■ Stated goal
Output, with no changes, the span of lines that opens with the line containing "Read out every word on this page." and closes with the last line.

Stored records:
* * *

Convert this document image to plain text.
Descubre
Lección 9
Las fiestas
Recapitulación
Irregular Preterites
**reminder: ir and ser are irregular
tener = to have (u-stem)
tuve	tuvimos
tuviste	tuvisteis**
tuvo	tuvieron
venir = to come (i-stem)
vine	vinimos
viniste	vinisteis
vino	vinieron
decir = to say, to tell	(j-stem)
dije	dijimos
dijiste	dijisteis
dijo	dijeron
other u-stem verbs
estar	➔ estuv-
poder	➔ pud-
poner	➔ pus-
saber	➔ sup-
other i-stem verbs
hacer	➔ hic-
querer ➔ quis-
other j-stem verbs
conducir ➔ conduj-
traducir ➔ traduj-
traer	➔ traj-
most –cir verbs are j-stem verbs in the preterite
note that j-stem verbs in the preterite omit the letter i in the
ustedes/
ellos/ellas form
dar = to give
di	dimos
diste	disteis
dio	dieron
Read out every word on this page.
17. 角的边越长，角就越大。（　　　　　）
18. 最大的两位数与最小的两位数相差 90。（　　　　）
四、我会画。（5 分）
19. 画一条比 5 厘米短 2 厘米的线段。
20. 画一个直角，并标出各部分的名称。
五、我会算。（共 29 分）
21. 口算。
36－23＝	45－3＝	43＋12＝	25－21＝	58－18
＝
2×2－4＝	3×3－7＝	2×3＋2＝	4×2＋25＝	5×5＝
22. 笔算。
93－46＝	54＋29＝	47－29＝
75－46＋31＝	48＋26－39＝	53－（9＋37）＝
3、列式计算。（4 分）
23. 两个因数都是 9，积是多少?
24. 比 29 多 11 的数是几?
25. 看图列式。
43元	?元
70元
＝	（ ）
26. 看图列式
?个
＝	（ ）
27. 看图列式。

* * *

■ Output below
Read out every word on this page.
17. 角的边越长，角就越大。（　　　　　）
18. 最大的两位数与最小的两位数相差 90。（　　　　）
四、我会画。（5 分）
19. 画一条比 5 厘米短 2 厘米的线段。
20. 画一个直角，并标出各部分的名称。
五、我会算。（共 29 分）
21. 口算。
36－23＝	45－3＝	43＋12＝	25－21＝	58－18
＝
2×2－4＝	3×3－7＝	2×3＋2＝	4×2＋25＝	5×5＝
22. 笔算。
93－46＝	54＋29＝	47－29＝
75－46＋31＝	48＋26－39＝	53－（9＋37）＝
3、列式计算。（4 分）
23. 两个因数都是 9，积是多少?
24. 比 29 多 11 的数是几?
25. 看图列式。
43元	?元
70元
＝	（ ）
26. 看图列式
?个
＝	（ ）
27. 看图列式。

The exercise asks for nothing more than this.